Write the material out again in full, word for word. Do not include the pictures.

• • • • •

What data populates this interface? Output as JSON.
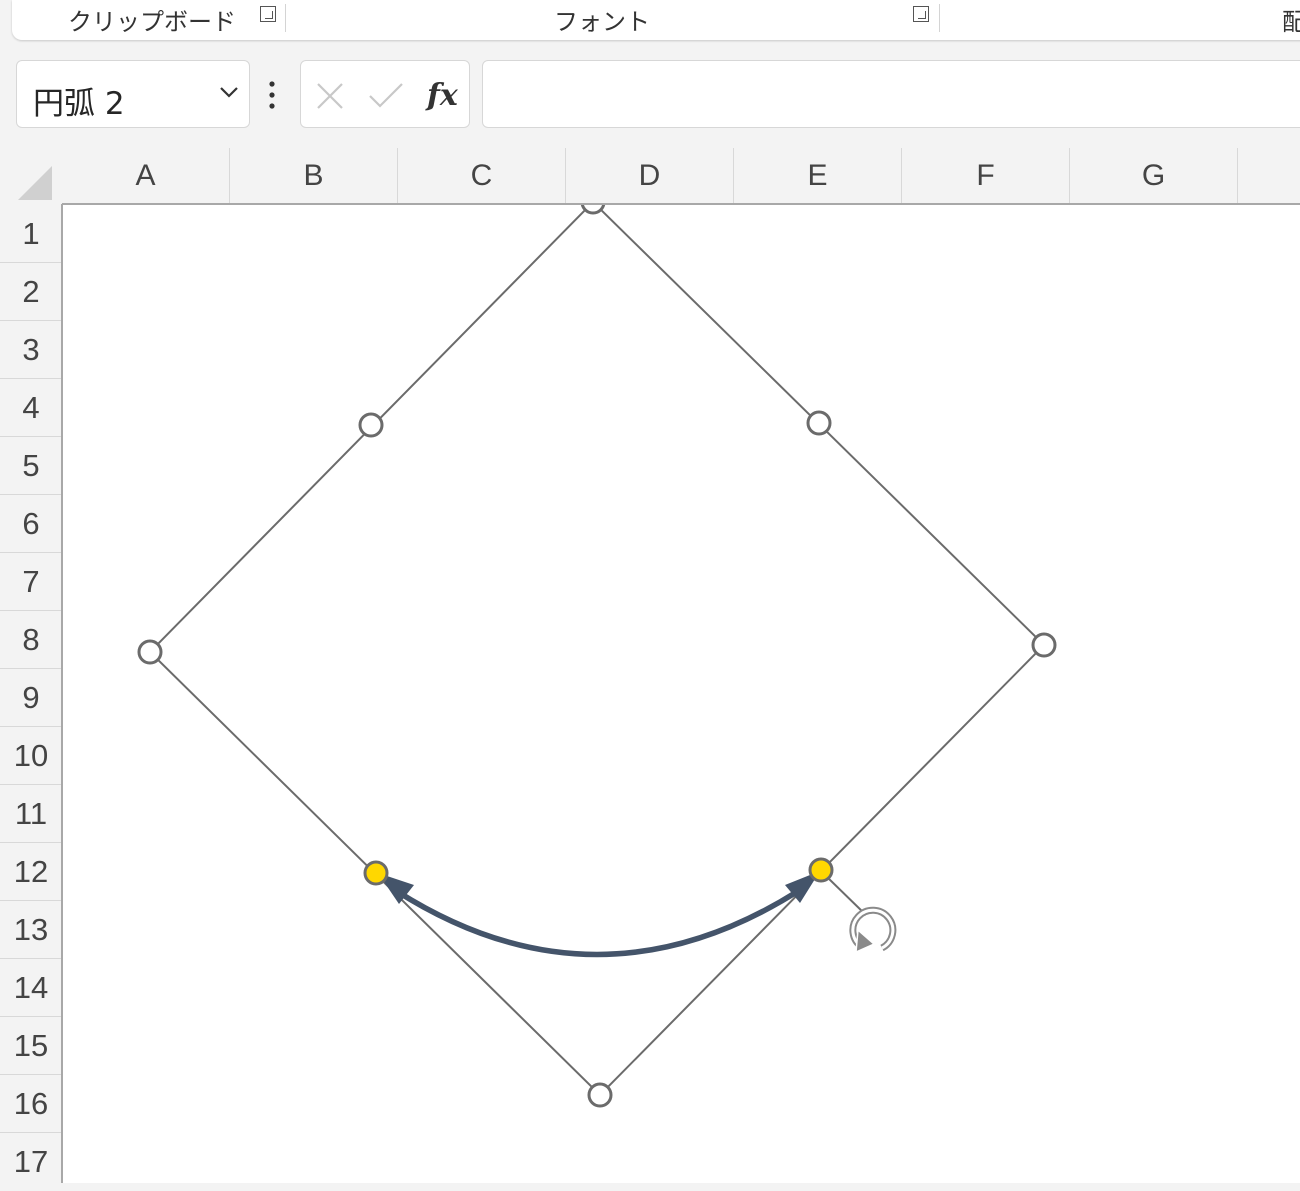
{
  "ribbon": {
    "groups": [
      {
        "label": "クリップボード"
      },
      {
        "label": "フォント"
      },
      {
        "label": "配"
      }
    ]
  },
  "formula_bar": {
    "name_box_value": "円弧 2",
    "cancel_icon": "x-icon",
    "enter_icon": "check-icon",
    "function_label": "fx",
    "formula_value": ""
  },
  "grid": {
    "columns": [
      "A",
      "B",
      "C",
      "D",
      "E",
      "F",
      "G"
    ],
    "rows": [
      "1",
      "2",
      "3",
      "4",
      "5",
      "6",
      "7",
      "8",
      "9",
      "10",
      "11",
      "12",
      "13",
      "14",
      "15",
      "16",
      "17"
    ]
  },
  "shape": {
    "name": "円弧 2",
    "type": "arc",
    "line_color": "#44546a",
    "selection_handle_color": "#ffffff",
    "adjust_handle_color": "#ffd700",
    "rotation_icon": "rotate-handle-icon"
  }
}
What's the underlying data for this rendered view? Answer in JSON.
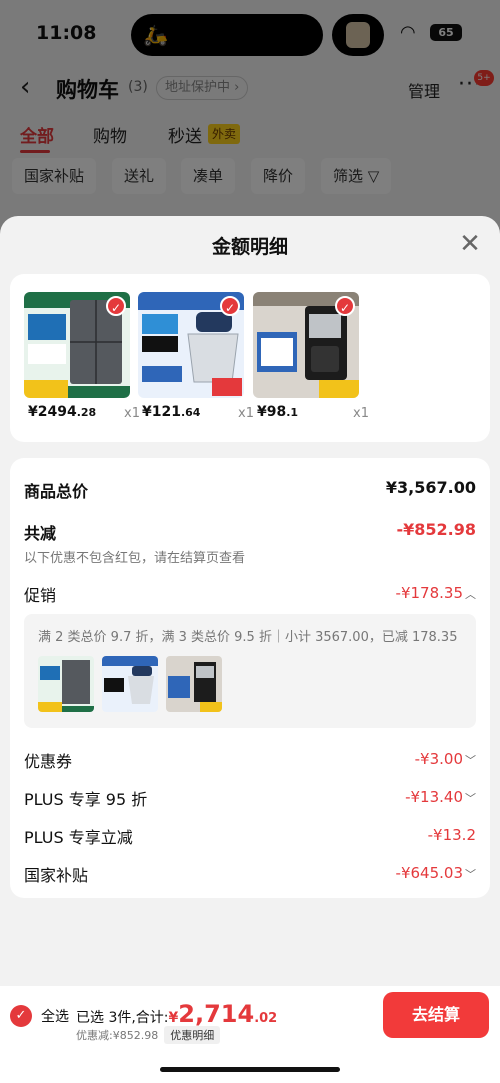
{
  "status": {
    "time": "11:08",
    "battery": "65"
  },
  "nav": {
    "title": "购物车",
    "count": "(3)",
    "address": "地址保护中 ›",
    "manage": "管理",
    "more": "···",
    "badge": "5+"
  },
  "tabs": [
    {
      "label": "全部"
    },
    {
      "label": "购物"
    },
    {
      "label": "秒送"
    }
  ],
  "tab_tag": "外卖",
  "filters": [
    "国家补贴",
    "送礼",
    "凑单",
    "降价",
    "筛选 ▽"
  ],
  "sheet": {
    "title": "金额明细",
    "close": "✕"
  },
  "products": [
    {
      "price_int": "¥2494",
      "price_dec": ".28",
      "qty": "x1",
      "thumb_color": "#2e7d4f"
    },
    {
      "price_int": "¥121",
      "price_dec": ".64",
      "qty": "x1",
      "thumb_color": "#3a6fb5"
    },
    {
      "price_int": "¥98",
      "price_dec": ".1",
      "qty": "x1",
      "thumb_color": "#4a4a4a"
    }
  ],
  "detail": {
    "total_label": "商品总价",
    "total_value": "¥3,567.00",
    "reduce_label": "共减",
    "reduce_value": "-¥852.98",
    "reduce_note": "以下优惠不包含红包，请在结算页查看",
    "promo_label": "促销",
    "promo_value": "-¥178.35",
    "promo_text": "满 2 类总价 9.7 折，满 3 类总价 9.5 折｜小计 3567.00，已减 178.35",
    "coupon_label": "优惠券",
    "coupon_value": "-¥3.00",
    "plus95_label": "PLUS 专享 95 折",
    "plus95_value": "-¥13.40",
    "plusreduce_label": "PLUS 专享立减",
    "plusreduce_value": "-¥13.2",
    "subsidy_label": "国家补贴",
    "subsidy_value": "-¥645.03"
  },
  "bottom": {
    "all_label": "全选",
    "selected_text": "已选 3件,合计:",
    "yen": "¥",
    "total_int": "2,714",
    "total_dec": ".02",
    "discount_text": "优惠减:¥852.98",
    "detail_chip": "优惠明细",
    "checkout": "去结算"
  }
}
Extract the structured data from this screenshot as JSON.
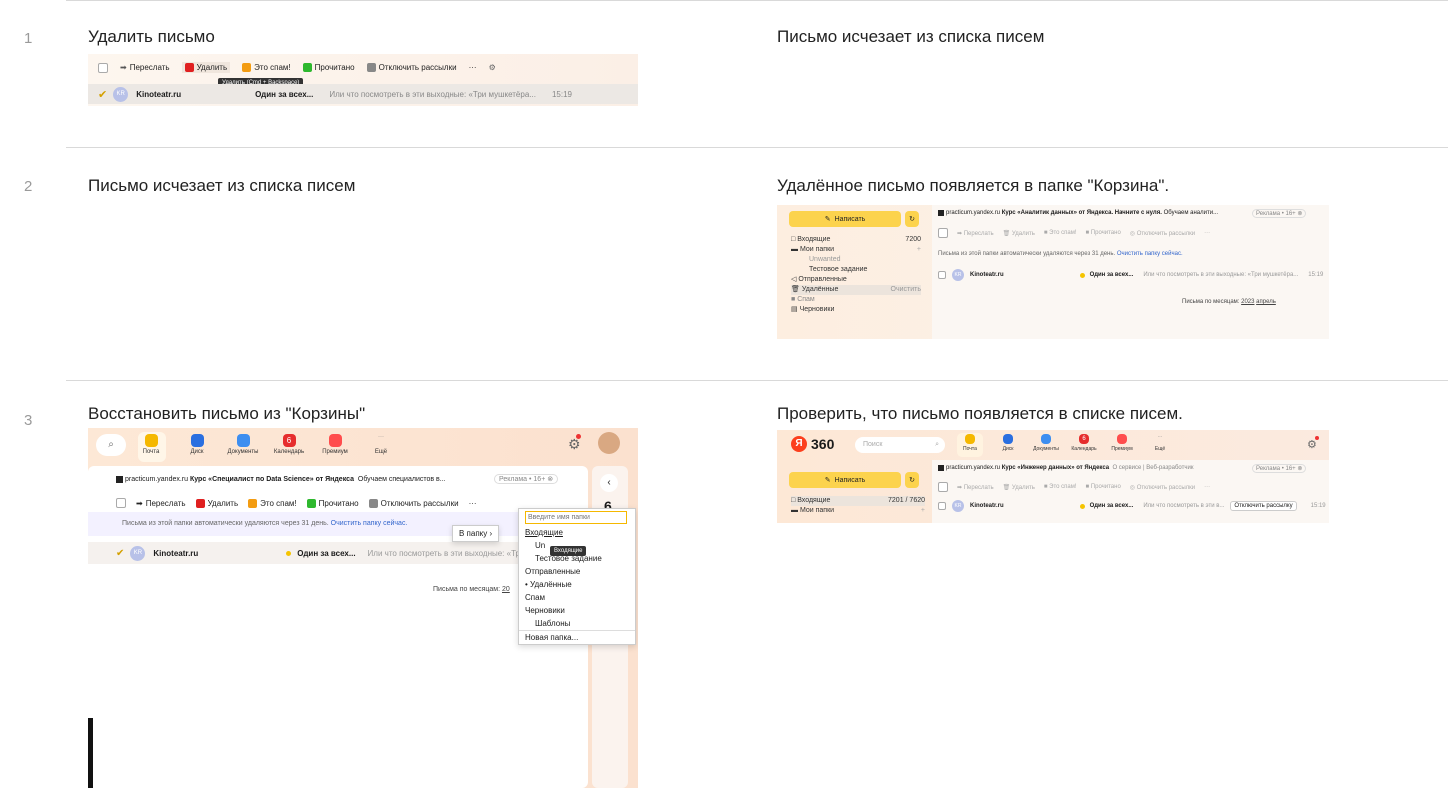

• • • • •

Answer:
What data populates this interface? Output as JSON.
{
  "ribbon": {
    "groups": [
      {
        "label": "クリップボード"
      },
      {
        "label": "フォント"
      },
      {
        "label": "配"
      }
    ]
  },
  "formula_bar": {
    "name_box_value": "円弧 2",
    "cancel_icon": "x-icon",
    "enter_icon": "check-icon",
    "function_label": "fx",
    "formula_value": ""
  },
  "grid": {
    "columns": [
      "A",
      "B",
      "C",
      "D",
      "E",
      "F",
      "G"
    ],
    "rows": [
      "1",
      "2",
      "3",
      "4",
      "5",
      "6",
      "7",
      "8",
      "9",
      "10",
      "11",
      "12",
      "13",
      "14",
      "15",
      "16",
      "17"
    ]
  },
  "shape": {
    "name": "円弧 2",
    "type": "arc",
    "line_color": "#44546a",
    "selection_handle_color": "#ffffff",
    "adjust_handle_color": "#ffd700",
    "rotation_icon": "rotate-handle-icon"
  }
}
What's the underlying data for this rendered view? Answer in JSON.
{
  "status": {
    "time": "11:08",
    "battery": "65"
  },
  "nav": {
    "title": "购物车",
    "count": "(3)",
    "address": "地址保护中 ›",
    "manage": "管理",
    "more": "···",
    "badge": "5+"
  },
  "tabs": [
    {
      "label": "全部"
    },
    {
      "label": "购物"
    },
    {
      "label": "秒送"
    }
  ],
  "tab_tag": "外卖",
  "filters": [
    "国家补贴",
    "送礼",
    "凑单",
    "降价",
    "筛选 ▽"
  ],
  "sheet": {
    "title": "金额明细",
    "close": "✕"
  },
  "products": [
    {
      "price_int": "¥2494",
      "price_dec": ".28",
      "qty": "x1",
      "thumb_color": "#2e7d4f"
    },
    {
      "price_int": "¥121",
      "price_dec": ".64",
      "qty": "x1",
      "thumb_color": "#3a6fb5"
    },
    {
      "price_int": "¥98",
      "price_dec": ".1",
      "qty": "x1",
      "thumb_color": "#4a4a4a"
    }
  ],
  "detail": {
    "total_label": "商品总价",
    "total_value": "¥3,567.00",
    "reduce_label": "共减",
    "reduce_value": "-¥852.98",
    "reduce_note": "以下优惠不包含红包，请在结算页查看",
    "promo_label": "促销",
    "promo_value": "-¥178.35",
    "promo_text": "满 2 类总价 9.7 折，满 3 类总价 9.5 折｜小计 3567.00，已减 178.35",
    "coupon_label": "优惠券",
    "coupon_value": "-¥3.00",
    "plus95_label": "PLUS 专享 95 折",
    "plus95_value": "-¥13.40",
    "plusreduce_label": "PLUS 专享立减",
    "plusreduce_value": "-¥13.2",
    "subsidy_label": "国家补贴",
    "subsidy_value": "-¥645.03"
  },
  "bottom": {
    "all_label": "全选",
    "selected_text": "已选 3件,合计:",
    "yen": "¥",
    "total_int": "2,714",
    "total_dec": ".02",
    "discount_text": "优惠减:¥852.98",
    "detail_chip": "优惠明细",
    "checkout": "去结算"
  }
}
Extract the structured data from this screenshot as JSON.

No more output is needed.